─── Provided records ───

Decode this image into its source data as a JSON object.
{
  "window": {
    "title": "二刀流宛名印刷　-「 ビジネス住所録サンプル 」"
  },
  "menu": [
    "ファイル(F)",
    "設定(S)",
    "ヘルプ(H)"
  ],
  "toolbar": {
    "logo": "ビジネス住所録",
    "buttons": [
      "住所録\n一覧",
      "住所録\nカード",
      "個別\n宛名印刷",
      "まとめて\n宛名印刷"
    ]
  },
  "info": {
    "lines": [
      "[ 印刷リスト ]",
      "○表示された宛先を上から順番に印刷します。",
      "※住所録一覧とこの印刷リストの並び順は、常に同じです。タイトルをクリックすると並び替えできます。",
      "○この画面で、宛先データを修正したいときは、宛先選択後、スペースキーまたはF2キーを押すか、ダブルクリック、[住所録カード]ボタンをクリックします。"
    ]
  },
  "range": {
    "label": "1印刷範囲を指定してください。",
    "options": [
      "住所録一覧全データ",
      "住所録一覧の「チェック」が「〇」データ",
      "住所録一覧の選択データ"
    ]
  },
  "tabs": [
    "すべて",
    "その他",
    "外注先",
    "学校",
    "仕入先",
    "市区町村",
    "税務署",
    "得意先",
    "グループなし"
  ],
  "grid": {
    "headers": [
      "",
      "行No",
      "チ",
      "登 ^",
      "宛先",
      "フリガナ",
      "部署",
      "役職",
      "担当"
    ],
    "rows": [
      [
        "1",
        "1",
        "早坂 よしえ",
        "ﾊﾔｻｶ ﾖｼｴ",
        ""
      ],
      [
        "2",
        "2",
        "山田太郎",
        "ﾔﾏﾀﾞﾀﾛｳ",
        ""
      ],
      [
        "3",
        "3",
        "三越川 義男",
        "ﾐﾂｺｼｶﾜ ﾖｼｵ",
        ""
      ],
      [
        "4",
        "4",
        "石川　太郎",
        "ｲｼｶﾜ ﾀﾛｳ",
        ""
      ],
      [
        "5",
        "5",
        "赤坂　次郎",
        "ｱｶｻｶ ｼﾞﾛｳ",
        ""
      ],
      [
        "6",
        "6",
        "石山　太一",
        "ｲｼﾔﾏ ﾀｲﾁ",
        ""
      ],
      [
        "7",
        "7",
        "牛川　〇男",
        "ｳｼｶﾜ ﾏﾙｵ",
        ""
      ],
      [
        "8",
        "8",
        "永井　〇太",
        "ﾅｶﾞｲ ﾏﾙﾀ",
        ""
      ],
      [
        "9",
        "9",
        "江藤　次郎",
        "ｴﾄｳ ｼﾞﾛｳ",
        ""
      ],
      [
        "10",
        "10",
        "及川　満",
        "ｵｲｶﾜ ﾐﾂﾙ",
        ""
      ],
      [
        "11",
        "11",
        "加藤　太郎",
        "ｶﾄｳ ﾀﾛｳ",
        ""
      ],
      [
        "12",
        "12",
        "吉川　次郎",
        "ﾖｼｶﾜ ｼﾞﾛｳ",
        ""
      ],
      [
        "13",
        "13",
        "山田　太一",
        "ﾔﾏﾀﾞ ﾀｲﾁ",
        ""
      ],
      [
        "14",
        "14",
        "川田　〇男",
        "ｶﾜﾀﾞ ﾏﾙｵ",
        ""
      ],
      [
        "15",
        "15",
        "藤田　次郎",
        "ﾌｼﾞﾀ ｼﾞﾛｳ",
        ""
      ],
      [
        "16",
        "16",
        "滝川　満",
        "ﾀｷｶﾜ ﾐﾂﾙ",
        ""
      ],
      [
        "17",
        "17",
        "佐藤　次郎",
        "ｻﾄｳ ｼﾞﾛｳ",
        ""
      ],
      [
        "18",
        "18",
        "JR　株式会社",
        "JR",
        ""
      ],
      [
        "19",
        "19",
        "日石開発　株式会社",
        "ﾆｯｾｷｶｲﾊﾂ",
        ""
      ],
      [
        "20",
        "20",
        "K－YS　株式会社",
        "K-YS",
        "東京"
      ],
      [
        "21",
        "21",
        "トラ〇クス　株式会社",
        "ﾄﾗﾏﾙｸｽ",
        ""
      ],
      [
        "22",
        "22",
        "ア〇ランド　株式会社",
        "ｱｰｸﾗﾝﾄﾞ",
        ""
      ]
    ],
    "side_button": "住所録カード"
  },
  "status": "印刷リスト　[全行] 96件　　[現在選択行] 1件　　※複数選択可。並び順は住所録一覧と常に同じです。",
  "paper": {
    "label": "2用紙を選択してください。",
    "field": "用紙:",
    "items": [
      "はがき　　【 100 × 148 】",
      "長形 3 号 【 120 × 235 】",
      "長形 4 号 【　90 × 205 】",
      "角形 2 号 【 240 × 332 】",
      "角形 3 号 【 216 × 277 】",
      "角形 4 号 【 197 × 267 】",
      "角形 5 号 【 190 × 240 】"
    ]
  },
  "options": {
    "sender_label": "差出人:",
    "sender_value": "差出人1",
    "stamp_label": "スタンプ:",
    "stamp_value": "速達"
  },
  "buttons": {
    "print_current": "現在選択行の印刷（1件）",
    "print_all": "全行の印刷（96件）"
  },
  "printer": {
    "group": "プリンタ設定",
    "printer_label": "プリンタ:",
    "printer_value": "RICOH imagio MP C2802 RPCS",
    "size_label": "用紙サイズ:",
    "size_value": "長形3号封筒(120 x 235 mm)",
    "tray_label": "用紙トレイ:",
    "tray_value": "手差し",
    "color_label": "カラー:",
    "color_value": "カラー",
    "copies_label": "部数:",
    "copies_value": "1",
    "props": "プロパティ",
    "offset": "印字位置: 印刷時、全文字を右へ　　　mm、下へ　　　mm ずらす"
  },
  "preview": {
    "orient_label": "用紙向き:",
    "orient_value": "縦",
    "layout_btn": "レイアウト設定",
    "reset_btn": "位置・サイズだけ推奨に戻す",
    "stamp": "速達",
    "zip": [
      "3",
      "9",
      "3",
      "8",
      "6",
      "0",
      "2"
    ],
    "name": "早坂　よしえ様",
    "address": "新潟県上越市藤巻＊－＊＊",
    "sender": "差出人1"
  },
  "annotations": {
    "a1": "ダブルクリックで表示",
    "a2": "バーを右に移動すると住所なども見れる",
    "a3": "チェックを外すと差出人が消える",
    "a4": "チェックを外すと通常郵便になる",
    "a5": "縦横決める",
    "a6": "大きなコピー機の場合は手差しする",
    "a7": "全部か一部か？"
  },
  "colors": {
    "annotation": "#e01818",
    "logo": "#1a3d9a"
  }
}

───

Retype the listing above in full, with no alterations.

• Result for this task:
Decode this image into its source data as a JSON object.
{
  "window": {
    "title": "二刀流宛名印刷　-「 ビジネス住所録サンプル 」"
  },
  "menu": [
    "ファイル(F)",
    "設定(S)",
    "ヘルプ(H)"
  ],
  "toolbar": {
    "logo": "ビジネス住所録",
    "buttons": [
      "住所録\n一覧",
      "住所録\nカード",
      "個別\n宛名印刷",
      "まとめて\n宛名印刷"
    ]
  },
  "info": {
    "lines": [
      "[ 印刷リスト ]",
      "○表示された宛先を上から順番に印刷します。",
      "※住所録一覧とこの印刷リストの並び順は、常に同じです。タイトルをクリックすると並び替えできます。",
      "○この画面で、宛先データを修正したいときは、宛先選択後、スペースキーまたはF2キーを押すか、ダブルクリック、[住所録カード]ボタンをクリックします。"
    ]
  },
  "range": {
    "label": "1印刷範囲を指定してください。",
    "options": [
      "住所録一覧全データ",
      "住所録一覧の「チェック」が「〇」データ",
      "住所録一覧の選択データ"
    ]
  },
  "tabs": [
    "すべて",
    "その他",
    "外注先",
    "学校",
    "仕入先",
    "市区町村",
    "税務署",
    "得意先",
    "グループなし"
  ],
  "grid": {
    "headers": [
      "",
      "行No",
      "チ",
      "登 ^",
      "宛先",
      "フリガナ",
      "部署",
      "役職",
      "担当"
    ],
    "rows": [
      [
        "1",
        "1",
        "早坂 よしえ",
        "ﾊﾔｻｶ ﾖｼｴ",
        ""
      ],
      [
        "2",
        "2",
        "山田太郎",
        "ﾔﾏﾀﾞﾀﾛｳ",
        ""
      ],
      [
        "3",
        "3",
        "三越川 義男",
        "ﾐﾂｺｼｶﾜ ﾖｼｵ",
        ""
      ],
      [
        "4",
        "4",
        "石川　太郎",
        "ｲｼｶﾜ ﾀﾛｳ",
        ""
      ],
      [
        "5",
        "5",
        "赤坂　次郎",
        "ｱｶｻｶ ｼﾞﾛｳ",
        ""
      ],
      [
        "6",
        "6",
        "石山　太一",
        "ｲｼﾔﾏ ﾀｲﾁ",
        ""
      ],
      [
        "7",
        "7",
        "牛川　〇男",
        "ｳｼｶﾜ ﾏﾙｵ",
        ""
      ],
      [
        "8",
        "8",
        "永井　〇太",
        "ﾅｶﾞｲ ﾏﾙﾀ",
        ""
      ],
      [
        "9",
        "9",
        "江藤　次郎",
        "ｴﾄｳ ｼﾞﾛｳ",
        ""
      ],
      [
        "10",
        "10",
        "及川　満",
        "ｵｲｶﾜ ﾐﾂﾙ",
        ""
      ],
      [
        "11",
        "11",
        "加藤　太郎",
        "ｶﾄｳ ﾀﾛｳ",
        ""
      ],
      [
        "12",
        "12",
        "吉川　次郎",
        "ﾖｼｶﾜ ｼﾞﾛｳ",
        ""
      ],
      [
        "13",
        "13",
        "山田　太一",
        "ﾔﾏﾀﾞ ﾀｲﾁ",
        ""
      ],
      [
        "14",
        "14",
        "川田　〇男",
        "ｶﾜﾀﾞ ﾏﾙｵ",
        ""
      ],
      [
        "15",
        "15",
        "藤田　次郎",
        "ﾌｼﾞﾀ ｼﾞﾛｳ",
        ""
      ],
      [
        "16",
        "16",
        "滝川　満",
        "ﾀｷｶﾜ ﾐﾂﾙ",
        ""
      ],
      [
        "17",
        "17",
        "佐藤　次郎",
        "ｻﾄｳ ｼﾞﾛｳ",
        ""
      ],
      [
        "18",
        "18",
        "JR　株式会社",
        "JR",
        ""
      ],
      [
        "19",
        "19",
        "日石開発　株式会社",
        "ﾆｯｾｷｶｲﾊﾂ",
        ""
      ],
      [
        "20",
        "20",
        "K－YS　株式会社",
        "K-YS",
        "東京"
      ],
      [
        "21",
        "21",
        "トラ〇クス　株式会社",
        "ﾄﾗﾏﾙｸｽ",
        ""
      ],
      [
        "22",
        "22",
        "ア〇ランド　株式会社",
        "ｱｰｸﾗﾝﾄﾞ",
        ""
      ]
    ],
    "side_button": "住所録カード"
  },
  "status": "印刷リスト　[全行] 96件　　[現在選択行] 1件　　※複数選択可。並び順は住所録一覧と常に同じです。",
  "paper": {
    "label": "2用紙を選択してください。",
    "field": "用紙:",
    "items": [
      "はがき　　【 100 × 148 】",
      "長形 3 号 【 120 × 235 】",
      "長形 4 号 【　90 × 205 】",
      "角形 2 号 【 240 × 332 】",
      "角形 3 号 【 216 × 277 】",
      "角形 4 号 【 197 × 267 】",
      "角形 5 号 【 190 × 240 】"
    ]
  },
  "options": {
    "sender_label": "差出人:",
    "sender_value": "差出人1",
    "stamp_label": "スタンプ:",
    "stamp_value": "速達"
  },
  "buttons": {
    "print_current": "現在選択行の印刷（1件）",
    "print_all": "全行の印刷（96件）"
  },
  "printer": {
    "group": "プリンタ設定",
    "printer_label": "プリンタ:",
    "printer_value": "RICOH imagio MP C2802 RPCS",
    "size_label": "用紙サイズ:",
    "size_value": "長形3号封筒(120 x 235 mm)",
    "tray_label": "用紙トレイ:",
    "tray_value": "手差し",
    "color_label": "カラー:",
    "color_value": "カラー",
    "copies_label": "部数:",
    "copies_value": "1",
    "props": "プロパティ",
    "offset": "印字位置: 印刷時、全文字を右へ　　　mm、下へ　　　mm ずらす"
  },
  "preview": {
    "orient_label": "用紙向き:",
    "orient_value": "縦",
    "layout_btn": "レイアウト設定",
    "reset_btn": "位置・サイズだけ推奨に戻す",
    "stamp": "速達",
    "zip": [
      "3",
      "9",
      "3",
      "8",
      "6",
      "0",
      "2"
    ],
    "name": "早坂　よしえ様",
    "address": "新潟県上越市藤巻＊－＊＊",
    "sender": "差出人1"
  },
  "annotations": {
    "a1": "ダブルクリックで表示",
    "a2": "バーを右に移動すると住所なども見れる",
    "a3": "チェックを外すと差出人が消える",
    "a4": "チェックを外すと通常郵便になる",
    "a5": "縦横決める",
    "a6": "大きなコピー機の場合は手差しする",
    "a7": "全部か一部か？"
  },
  "colors": {
    "annotation": "#e01818",
    "logo": "#1a3d9a"
  }
}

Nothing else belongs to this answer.